Objective: Take every line where the string "metro" appears and copy it.

Record excerpts:
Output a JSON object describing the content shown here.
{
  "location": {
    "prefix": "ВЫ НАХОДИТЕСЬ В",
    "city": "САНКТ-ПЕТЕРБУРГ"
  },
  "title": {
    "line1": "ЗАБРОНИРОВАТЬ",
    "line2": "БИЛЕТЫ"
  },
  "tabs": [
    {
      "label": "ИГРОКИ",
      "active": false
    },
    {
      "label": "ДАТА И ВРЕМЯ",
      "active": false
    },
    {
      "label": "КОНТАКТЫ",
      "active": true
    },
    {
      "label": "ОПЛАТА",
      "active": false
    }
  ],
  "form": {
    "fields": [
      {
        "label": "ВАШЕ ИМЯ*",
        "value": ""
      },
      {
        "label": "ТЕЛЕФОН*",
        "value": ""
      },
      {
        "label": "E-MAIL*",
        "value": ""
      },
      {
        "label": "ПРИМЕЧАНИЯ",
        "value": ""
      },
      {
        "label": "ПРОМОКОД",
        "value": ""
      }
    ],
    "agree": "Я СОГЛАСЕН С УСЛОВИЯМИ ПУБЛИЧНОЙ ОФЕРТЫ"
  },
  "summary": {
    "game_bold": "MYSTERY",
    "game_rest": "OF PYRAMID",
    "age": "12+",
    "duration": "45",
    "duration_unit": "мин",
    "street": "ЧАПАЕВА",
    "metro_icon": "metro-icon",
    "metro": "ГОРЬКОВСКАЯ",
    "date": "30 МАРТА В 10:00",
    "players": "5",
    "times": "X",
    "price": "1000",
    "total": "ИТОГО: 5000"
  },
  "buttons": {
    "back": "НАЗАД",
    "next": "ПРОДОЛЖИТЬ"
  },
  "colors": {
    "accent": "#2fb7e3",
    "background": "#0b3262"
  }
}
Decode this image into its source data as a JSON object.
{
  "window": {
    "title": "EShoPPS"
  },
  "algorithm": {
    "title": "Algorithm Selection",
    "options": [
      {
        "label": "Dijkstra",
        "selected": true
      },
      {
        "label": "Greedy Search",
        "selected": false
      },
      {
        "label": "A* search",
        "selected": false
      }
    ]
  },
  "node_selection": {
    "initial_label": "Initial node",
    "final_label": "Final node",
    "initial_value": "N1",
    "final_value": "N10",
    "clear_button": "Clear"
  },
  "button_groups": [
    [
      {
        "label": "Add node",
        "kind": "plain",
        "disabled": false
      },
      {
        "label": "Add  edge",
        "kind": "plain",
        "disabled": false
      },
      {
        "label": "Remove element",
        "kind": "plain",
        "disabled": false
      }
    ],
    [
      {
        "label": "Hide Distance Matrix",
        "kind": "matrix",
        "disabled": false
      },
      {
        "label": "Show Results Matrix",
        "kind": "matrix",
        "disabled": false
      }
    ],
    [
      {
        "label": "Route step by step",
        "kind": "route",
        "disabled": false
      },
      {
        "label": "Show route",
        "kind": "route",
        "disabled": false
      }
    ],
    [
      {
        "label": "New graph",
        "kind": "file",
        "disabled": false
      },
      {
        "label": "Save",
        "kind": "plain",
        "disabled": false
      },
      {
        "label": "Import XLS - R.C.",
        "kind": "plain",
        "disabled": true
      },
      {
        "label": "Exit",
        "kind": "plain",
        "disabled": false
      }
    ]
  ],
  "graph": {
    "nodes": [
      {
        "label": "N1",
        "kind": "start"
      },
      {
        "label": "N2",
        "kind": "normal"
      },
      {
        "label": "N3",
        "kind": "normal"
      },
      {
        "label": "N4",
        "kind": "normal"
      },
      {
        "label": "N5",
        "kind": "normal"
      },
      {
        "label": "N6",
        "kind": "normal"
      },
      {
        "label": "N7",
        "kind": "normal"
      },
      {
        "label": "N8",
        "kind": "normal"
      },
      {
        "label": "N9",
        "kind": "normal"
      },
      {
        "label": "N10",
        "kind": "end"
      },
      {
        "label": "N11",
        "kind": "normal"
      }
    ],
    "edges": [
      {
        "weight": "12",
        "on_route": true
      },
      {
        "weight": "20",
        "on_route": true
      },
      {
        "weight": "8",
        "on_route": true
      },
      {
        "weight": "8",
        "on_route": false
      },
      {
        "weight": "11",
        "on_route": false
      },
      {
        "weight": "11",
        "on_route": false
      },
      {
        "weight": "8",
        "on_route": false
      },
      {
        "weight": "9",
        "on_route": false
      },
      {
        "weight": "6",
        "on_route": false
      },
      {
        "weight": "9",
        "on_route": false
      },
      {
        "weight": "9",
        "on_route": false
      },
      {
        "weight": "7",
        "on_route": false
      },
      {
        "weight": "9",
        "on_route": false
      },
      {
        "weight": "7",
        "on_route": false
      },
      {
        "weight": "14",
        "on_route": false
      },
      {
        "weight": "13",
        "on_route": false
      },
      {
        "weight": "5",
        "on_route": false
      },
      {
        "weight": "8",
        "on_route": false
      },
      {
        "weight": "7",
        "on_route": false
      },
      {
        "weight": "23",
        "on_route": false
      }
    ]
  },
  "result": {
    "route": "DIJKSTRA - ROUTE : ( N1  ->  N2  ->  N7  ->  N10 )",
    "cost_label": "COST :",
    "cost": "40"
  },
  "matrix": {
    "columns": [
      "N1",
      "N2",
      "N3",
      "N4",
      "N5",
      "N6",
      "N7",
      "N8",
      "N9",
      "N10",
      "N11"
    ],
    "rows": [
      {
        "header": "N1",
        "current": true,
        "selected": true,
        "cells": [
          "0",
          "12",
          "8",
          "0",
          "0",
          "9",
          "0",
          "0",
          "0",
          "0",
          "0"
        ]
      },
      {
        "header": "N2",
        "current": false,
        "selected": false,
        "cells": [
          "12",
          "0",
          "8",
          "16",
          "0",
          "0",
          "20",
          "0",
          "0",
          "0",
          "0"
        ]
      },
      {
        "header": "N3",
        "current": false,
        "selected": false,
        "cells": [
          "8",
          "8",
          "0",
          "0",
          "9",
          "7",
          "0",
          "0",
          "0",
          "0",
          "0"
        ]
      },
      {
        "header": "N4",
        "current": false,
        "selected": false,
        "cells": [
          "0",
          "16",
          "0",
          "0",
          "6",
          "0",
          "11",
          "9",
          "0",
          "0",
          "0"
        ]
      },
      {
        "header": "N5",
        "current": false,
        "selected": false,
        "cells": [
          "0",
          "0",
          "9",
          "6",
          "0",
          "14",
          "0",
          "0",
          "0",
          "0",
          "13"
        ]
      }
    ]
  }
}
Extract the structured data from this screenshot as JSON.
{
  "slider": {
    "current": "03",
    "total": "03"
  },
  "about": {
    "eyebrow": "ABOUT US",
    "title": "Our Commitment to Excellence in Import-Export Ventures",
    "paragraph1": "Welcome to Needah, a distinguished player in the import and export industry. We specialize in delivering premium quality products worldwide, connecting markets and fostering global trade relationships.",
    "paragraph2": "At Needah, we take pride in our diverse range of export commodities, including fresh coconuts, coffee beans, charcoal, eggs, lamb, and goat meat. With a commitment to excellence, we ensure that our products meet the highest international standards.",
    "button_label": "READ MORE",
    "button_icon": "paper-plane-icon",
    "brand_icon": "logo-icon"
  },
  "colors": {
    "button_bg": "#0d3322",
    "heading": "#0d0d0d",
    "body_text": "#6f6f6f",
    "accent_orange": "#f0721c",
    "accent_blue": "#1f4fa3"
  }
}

Exercise response:
    "metro_icon": "metro-icon",
    "metro": "ГОРЬКОВСКАЯ",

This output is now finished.